Copy each line of the material below that includes the string "desc".

— Begin Available data —

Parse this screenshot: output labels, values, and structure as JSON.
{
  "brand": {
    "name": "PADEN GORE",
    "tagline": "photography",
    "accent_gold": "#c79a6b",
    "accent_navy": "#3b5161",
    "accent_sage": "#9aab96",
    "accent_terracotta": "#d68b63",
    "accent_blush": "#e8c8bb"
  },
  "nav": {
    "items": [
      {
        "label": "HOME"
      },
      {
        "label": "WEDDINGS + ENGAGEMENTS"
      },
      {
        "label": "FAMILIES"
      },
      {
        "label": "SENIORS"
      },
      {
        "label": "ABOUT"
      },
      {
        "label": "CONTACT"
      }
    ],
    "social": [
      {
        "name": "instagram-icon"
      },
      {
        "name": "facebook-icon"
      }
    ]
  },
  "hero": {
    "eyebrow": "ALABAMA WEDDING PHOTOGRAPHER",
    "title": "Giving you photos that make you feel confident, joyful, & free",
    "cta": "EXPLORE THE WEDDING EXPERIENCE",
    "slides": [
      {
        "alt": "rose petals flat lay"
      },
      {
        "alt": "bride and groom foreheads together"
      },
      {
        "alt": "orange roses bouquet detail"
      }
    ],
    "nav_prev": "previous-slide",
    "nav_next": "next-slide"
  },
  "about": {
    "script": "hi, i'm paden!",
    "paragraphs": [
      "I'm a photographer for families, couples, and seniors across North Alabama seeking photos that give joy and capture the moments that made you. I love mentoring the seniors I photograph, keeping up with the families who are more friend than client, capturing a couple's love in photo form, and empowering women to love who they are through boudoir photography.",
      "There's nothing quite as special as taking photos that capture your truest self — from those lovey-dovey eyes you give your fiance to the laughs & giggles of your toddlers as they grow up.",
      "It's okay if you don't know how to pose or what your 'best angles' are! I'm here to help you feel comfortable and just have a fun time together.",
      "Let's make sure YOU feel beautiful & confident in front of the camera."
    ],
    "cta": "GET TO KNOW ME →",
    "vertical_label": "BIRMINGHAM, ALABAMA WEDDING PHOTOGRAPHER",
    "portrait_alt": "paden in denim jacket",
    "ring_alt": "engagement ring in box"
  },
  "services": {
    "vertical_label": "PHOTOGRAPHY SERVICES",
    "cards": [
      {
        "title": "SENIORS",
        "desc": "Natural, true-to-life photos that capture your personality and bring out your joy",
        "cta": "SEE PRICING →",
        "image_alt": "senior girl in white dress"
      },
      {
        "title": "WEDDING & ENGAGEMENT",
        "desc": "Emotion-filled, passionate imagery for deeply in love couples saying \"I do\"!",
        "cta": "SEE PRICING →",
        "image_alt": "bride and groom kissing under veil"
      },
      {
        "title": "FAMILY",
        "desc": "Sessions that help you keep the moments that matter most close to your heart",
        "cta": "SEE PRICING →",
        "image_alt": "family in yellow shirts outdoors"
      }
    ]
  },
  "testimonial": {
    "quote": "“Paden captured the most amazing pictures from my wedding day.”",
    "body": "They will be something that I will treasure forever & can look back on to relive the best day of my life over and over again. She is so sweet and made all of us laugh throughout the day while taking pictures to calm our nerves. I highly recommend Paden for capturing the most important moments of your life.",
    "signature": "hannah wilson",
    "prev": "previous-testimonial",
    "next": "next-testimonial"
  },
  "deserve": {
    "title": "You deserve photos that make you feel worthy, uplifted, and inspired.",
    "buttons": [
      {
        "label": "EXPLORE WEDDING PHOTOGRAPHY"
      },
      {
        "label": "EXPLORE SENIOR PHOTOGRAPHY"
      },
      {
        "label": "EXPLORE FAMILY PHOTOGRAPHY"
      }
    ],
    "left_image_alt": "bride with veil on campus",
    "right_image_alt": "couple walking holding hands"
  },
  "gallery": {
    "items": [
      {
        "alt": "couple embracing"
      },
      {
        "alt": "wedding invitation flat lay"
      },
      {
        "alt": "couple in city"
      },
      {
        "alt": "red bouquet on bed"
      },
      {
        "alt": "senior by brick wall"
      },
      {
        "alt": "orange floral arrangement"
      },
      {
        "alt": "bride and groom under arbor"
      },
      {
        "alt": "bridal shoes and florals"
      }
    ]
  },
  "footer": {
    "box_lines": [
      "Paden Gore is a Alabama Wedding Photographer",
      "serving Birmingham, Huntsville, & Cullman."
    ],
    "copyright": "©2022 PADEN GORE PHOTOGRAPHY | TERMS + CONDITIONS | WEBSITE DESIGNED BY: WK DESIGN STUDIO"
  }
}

— End Available data —
— Begin Available data —

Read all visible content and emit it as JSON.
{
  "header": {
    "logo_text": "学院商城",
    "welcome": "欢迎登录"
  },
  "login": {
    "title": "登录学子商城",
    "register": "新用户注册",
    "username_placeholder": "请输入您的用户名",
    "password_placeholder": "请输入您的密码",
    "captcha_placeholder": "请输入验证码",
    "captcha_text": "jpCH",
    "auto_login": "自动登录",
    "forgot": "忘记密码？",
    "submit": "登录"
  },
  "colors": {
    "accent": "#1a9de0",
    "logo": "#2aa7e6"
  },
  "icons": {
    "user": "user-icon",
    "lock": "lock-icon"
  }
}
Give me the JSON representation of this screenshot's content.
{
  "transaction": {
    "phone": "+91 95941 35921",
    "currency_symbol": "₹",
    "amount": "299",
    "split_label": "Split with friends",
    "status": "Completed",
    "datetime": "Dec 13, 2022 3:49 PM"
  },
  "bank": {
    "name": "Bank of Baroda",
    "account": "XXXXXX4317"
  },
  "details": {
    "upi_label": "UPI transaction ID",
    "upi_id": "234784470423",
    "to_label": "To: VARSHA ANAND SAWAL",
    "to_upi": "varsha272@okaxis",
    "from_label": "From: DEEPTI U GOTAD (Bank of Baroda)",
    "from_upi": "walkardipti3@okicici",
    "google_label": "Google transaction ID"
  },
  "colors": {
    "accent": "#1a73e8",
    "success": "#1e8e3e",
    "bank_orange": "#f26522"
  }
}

— End Available data —

▶ Reply to the task
        "desc": "Natural, true-to-life photos that capture your personality and bring out your joy",
        "desc": "Emotion-filled, passionate imagery for deeply in love couples saying \"I do\"!",
        "desc": "Sessions that help you keep the moments that matter most close to your heart",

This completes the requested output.